Data records:
====================
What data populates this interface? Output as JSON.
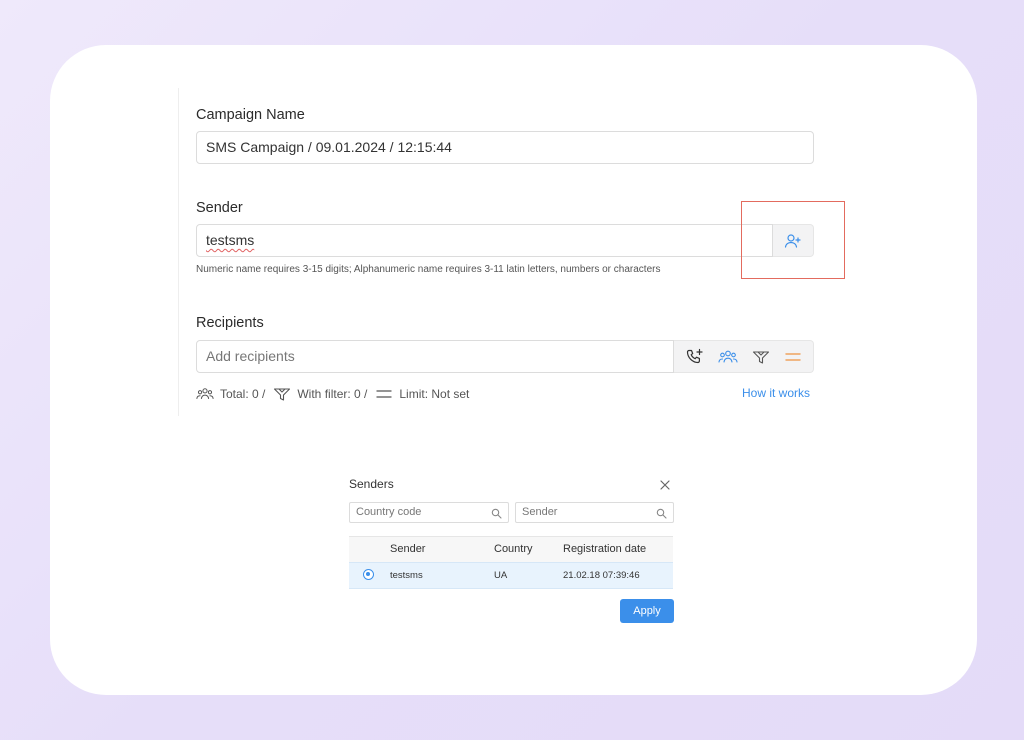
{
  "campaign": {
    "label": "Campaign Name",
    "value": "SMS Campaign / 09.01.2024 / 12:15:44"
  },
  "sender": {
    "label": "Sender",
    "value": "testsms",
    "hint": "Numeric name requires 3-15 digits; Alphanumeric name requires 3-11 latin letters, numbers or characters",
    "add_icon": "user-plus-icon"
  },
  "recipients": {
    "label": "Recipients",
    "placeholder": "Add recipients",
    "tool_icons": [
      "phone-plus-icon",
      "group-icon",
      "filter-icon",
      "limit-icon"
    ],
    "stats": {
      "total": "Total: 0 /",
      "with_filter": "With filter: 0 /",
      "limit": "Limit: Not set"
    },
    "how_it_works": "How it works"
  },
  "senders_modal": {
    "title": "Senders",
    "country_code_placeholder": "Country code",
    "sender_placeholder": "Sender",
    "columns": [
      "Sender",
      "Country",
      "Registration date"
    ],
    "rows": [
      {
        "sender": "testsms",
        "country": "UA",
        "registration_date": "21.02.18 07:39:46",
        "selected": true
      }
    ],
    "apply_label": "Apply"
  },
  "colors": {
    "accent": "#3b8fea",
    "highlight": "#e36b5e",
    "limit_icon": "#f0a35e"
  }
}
====================
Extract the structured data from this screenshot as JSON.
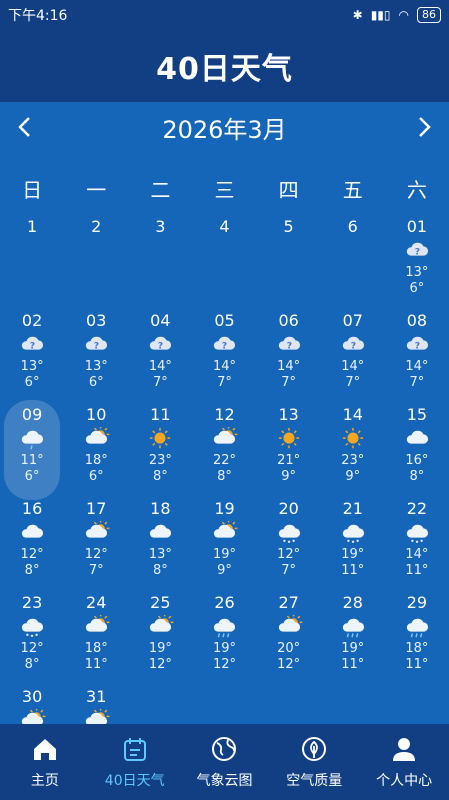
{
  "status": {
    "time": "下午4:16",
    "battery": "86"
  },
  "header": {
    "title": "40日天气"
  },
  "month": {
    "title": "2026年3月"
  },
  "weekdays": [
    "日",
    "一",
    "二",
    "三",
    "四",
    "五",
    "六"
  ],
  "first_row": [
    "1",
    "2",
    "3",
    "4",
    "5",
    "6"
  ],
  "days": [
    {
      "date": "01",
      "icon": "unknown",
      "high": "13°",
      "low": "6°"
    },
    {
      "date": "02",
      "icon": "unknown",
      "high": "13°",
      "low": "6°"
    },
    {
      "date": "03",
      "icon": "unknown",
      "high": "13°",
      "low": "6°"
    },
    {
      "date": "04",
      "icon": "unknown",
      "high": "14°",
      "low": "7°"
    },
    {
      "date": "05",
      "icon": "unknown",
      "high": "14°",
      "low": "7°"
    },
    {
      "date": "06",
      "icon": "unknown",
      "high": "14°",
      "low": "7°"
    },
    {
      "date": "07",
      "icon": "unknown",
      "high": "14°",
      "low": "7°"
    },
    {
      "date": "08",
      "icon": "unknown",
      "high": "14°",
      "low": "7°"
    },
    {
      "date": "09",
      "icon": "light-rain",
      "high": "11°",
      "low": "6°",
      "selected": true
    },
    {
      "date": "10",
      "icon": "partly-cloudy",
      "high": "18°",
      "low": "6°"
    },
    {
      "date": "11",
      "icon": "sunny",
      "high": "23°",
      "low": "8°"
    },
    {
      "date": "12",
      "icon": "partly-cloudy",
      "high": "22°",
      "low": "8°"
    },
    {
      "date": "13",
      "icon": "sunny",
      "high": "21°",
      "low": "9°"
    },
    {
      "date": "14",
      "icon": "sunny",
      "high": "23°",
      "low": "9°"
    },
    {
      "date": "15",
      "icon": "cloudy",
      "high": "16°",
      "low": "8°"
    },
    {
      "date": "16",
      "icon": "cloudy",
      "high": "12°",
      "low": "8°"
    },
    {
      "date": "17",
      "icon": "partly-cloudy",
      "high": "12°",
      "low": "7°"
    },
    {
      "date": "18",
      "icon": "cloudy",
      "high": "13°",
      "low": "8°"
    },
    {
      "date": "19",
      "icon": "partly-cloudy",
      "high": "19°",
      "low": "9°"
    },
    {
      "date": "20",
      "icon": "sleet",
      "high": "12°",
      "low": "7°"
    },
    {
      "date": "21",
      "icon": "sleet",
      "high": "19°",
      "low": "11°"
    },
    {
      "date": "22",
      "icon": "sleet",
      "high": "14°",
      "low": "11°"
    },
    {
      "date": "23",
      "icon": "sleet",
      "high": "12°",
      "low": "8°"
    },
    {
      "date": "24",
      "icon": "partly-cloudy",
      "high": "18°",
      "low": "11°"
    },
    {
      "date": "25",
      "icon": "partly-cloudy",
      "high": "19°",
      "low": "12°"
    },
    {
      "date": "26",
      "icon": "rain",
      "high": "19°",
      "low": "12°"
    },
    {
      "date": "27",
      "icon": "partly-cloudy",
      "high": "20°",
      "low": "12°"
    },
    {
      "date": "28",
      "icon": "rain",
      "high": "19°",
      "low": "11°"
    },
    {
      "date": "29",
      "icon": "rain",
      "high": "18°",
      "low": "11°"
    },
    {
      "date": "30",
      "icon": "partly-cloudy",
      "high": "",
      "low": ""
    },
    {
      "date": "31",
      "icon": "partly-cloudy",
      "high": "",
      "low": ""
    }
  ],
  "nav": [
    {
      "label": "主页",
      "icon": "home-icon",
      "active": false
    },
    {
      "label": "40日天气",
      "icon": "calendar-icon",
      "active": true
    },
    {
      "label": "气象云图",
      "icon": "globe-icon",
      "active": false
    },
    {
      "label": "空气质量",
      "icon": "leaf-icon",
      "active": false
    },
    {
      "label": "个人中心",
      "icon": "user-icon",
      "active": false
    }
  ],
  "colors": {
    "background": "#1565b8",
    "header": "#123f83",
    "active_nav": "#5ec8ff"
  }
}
====================
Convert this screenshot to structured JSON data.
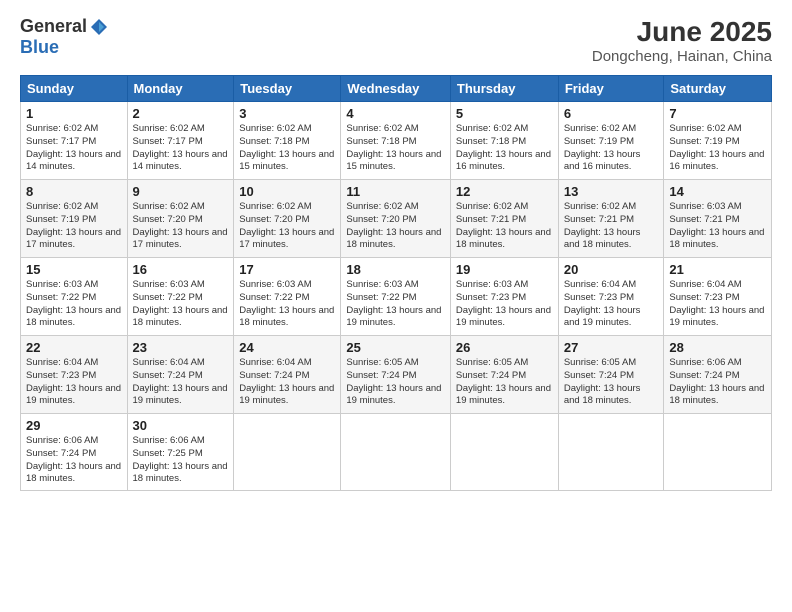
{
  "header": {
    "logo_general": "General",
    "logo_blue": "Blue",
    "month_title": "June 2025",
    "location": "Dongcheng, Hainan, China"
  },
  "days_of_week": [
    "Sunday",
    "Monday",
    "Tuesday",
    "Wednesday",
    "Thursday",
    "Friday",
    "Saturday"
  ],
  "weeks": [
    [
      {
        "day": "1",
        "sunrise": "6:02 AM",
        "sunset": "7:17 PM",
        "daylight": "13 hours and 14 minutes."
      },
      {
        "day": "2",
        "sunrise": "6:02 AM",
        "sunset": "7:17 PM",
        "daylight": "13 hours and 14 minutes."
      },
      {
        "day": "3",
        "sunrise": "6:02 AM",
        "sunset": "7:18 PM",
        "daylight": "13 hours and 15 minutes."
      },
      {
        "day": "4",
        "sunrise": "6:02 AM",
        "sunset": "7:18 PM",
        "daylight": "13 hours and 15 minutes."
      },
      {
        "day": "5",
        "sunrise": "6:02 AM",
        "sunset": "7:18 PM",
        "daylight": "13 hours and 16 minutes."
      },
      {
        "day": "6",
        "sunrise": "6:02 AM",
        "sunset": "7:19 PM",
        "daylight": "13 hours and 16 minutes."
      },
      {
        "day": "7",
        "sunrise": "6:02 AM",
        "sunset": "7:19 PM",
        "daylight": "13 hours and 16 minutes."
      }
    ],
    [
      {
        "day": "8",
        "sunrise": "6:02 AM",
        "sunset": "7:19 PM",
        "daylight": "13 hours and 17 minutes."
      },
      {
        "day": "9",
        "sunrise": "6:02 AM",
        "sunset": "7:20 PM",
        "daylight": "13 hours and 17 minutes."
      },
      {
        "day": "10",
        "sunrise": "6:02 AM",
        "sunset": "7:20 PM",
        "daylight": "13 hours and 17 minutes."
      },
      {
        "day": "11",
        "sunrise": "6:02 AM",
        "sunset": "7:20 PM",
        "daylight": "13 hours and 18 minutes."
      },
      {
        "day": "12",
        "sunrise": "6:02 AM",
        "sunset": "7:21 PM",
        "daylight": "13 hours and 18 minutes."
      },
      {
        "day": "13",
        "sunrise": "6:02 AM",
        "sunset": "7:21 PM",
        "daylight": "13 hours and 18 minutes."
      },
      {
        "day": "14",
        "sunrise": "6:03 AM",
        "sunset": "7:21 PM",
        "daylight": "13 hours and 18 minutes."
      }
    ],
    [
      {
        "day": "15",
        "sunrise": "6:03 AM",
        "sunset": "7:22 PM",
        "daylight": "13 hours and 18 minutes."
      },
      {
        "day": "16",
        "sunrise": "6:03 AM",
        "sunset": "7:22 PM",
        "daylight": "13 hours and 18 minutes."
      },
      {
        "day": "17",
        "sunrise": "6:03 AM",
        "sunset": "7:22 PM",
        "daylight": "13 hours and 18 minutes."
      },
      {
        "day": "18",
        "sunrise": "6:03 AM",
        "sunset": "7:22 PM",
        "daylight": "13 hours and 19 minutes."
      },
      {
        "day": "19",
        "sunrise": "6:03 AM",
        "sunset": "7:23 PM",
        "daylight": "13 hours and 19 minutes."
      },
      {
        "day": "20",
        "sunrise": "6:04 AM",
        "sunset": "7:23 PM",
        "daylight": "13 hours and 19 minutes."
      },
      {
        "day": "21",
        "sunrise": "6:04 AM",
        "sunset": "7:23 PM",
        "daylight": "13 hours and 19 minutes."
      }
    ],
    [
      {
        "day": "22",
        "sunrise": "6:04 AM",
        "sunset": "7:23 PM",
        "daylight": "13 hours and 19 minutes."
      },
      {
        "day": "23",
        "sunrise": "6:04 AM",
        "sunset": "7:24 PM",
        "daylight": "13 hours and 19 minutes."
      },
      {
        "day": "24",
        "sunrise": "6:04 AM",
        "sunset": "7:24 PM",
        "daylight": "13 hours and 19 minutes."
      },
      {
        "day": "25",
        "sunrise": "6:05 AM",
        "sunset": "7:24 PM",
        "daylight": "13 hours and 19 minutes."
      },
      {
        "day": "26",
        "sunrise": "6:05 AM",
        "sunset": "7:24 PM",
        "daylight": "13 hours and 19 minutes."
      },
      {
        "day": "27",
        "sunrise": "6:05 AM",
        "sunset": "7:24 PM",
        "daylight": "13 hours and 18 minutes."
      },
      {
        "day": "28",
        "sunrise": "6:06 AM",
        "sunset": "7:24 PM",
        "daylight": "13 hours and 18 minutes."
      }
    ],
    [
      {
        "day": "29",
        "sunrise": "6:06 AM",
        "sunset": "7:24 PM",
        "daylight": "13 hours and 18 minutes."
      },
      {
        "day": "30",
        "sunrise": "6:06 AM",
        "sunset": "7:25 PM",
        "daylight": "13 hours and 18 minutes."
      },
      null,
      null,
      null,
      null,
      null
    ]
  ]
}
====================
OBJECTIVE: Point out every line holding the string "screenshot" and copy it.

SOLUTION:
Extract the structured data from this screenshot as JSON.
Convert this screenshot to structured JSON data.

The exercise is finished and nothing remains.